— start of WORKING DATA —

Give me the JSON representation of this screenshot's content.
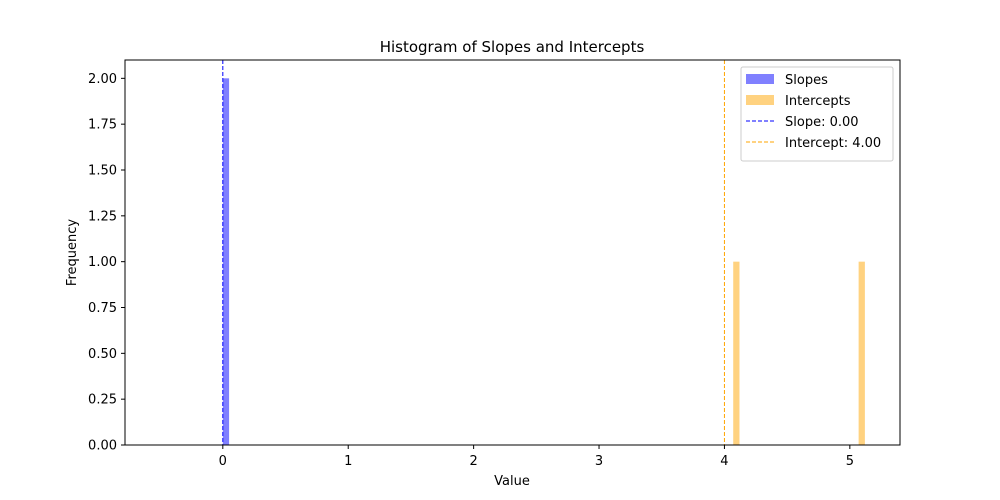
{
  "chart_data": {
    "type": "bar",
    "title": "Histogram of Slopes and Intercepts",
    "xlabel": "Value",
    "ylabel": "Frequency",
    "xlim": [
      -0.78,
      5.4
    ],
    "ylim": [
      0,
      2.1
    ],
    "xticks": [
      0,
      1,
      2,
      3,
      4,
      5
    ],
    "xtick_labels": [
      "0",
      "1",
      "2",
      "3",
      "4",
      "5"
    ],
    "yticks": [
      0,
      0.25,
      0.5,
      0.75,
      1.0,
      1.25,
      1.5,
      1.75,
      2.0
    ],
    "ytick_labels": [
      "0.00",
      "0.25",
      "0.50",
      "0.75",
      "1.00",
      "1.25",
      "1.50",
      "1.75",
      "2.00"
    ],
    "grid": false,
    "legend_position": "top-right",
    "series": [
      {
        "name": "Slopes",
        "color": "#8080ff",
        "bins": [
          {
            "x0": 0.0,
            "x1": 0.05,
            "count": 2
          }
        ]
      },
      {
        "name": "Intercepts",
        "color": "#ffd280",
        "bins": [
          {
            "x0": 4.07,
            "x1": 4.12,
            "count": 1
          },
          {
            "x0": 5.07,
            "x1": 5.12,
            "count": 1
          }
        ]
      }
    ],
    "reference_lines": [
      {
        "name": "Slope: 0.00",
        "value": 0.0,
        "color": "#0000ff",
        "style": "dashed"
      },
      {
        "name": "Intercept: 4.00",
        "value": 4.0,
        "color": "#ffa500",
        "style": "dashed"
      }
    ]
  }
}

— end of WORKING DATA —

Copy all of the entries verbatim, leaving out any pictures they contain.

Give me the JSON representation of this screenshot's content.
{
  "chart_data": {
    "type": "bar",
    "title": "Histogram of Slopes and Intercepts",
    "xlabel": "Value",
    "ylabel": "Frequency",
    "xlim": [
      -0.78,
      5.4
    ],
    "ylim": [
      0,
      2.1
    ],
    "xticks": [
      0,
      1,
      2,
      3,
      4,
      5
    ],
    "xtick_labels": [
      "0",
      "1",
      "2",
      "3",
      "4",
      "5"
    ],
    "yticks": [
      0,
      0.25,
      0.5,
      0.75,
      1.0,
      1.25,
      1.5,
      1.75,
      2.0
    ],
    "ytick_labels": [
      "0.00",
      "0.25",
      "0.50",
      "0.75",
      "1.00",
      "1.25",
      "1.50",
      "1.75",
      "2.00"
    ],
    "grid": false,
    "legend_position": "top-right",
    "series": [
      {
        "name": "Slopes",
        "color": "#8080ff",
        "bins": [
          {
            "x0": 0.0,
            "x1": 0.05,
            "count": 2
          }
        ]
      },
      {
        "name": "Intercepts",
        "color": "#ffd280",
        "bins": [
          {
            "x0": 4.07,
            "x1": 4.12,
            "count": 1
          },
          {
            "x0": 5.07,
            "x1": 5.12,
            "count": 1
          }
        ]
      }
    ],
    "reference_lines": [
      {
        "name": "Slope: 0.00",
        "value": 0.0,
        "color": "#0000ff",
        "style": "dashed"
      },
      {
        "name": "Intercept: 4.00",
        "value": 4.0,
        "color": "#ffa500",
        "style": "dashed"
      }
    ]
  }
}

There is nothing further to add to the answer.